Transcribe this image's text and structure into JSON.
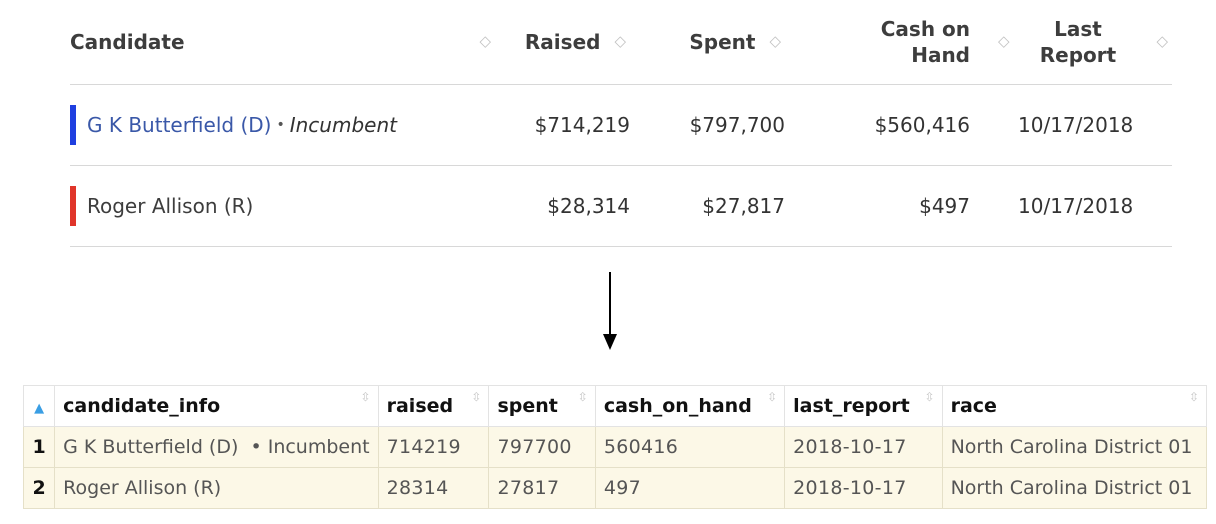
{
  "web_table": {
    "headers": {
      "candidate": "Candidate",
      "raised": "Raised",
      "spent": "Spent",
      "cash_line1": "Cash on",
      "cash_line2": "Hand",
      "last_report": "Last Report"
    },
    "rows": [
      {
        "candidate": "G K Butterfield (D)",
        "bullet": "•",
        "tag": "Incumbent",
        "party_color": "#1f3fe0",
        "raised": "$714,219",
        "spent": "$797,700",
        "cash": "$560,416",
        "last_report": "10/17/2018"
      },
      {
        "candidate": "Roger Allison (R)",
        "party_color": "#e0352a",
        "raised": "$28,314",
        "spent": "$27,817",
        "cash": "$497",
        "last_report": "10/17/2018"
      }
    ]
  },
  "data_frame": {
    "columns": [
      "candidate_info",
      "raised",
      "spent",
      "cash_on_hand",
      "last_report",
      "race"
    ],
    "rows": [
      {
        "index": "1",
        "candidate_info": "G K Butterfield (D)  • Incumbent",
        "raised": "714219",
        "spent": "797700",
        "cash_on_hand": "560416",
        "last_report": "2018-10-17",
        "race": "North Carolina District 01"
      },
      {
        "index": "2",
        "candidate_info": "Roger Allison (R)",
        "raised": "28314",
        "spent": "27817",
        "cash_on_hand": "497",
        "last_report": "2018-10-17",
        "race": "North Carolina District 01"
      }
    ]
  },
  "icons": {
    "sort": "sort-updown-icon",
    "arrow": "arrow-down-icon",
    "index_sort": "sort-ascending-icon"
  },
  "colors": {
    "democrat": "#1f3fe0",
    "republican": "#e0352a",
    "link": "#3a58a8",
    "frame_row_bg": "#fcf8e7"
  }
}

§

__EXERCISE TASK__
Leave out the pictures, and give all the records again exactly.

__WRITTEN RESPONSE__
Transcribe this image's text and structure into JSON.
{
  "web_table": {
    "headers": {
      "candidate": "Candidate",
      "raised": "Raised",
      "spent": "Spent",
      "cash_line1": "Cash on",
      "cash_line2": "Hand",
      "last_report": "Last Report"
    },
    "rows": [
      {
        "candidate": "G K Butterfield (D)",
        "bullet": "•",
        "tag": "Incumbent",
        "party_color": "#1f3fe0",
        "raised": "$714,219",
        "spent": "$797,700",
        "cash": "$560,416",
        "last_report": "10/17/2018"
      },
      {
        "candidate": "Roger Allison (R)",
        "party_color": "#e0352a",
        "raised": "$28,314",
        "spent": "$27,817",
        "cash": "$497",
        "last_report": "10/17/2018"
      }
    ]
  },
  "data_frame": {
    "columns": [
      "candidate_info",
      "raised",
      "spent",
      "cash_on_hand",
      "last_report",
      "race"
    ],
    "rows": [
      {
        "index": "1",
        "candidate_info": "G K Butterfield (D)  • Incumbent",
        "raised": "714219",
        "spent": "797700",
        "cash_on_hand": "560416",
        "last_report": "2018-10-17",
        "race": "North Carolina District 01"
      },
      {
        "index": "2",
        "candidate_info": "Roger Allison (R)",
        "raised": "28314",
        "spent": "27817",
        "cash_on_hand": "497",
        "last_report": "2018-10-17",
        "race": "North Carolina District 01"
      }
    ]
  },
  "icons": {
    "sort": "sort-updown-icon",
    "arrow": "arrow-down-icon",
    "index_sort": "sort-ascending-icon"
  },
  "colors": {
    "democrat": "#1f3fe0",
    "republican": "#e0352a",
    "link": "#3a58a8",
    "frame_row_bg": "#fcf8e7"
  }
}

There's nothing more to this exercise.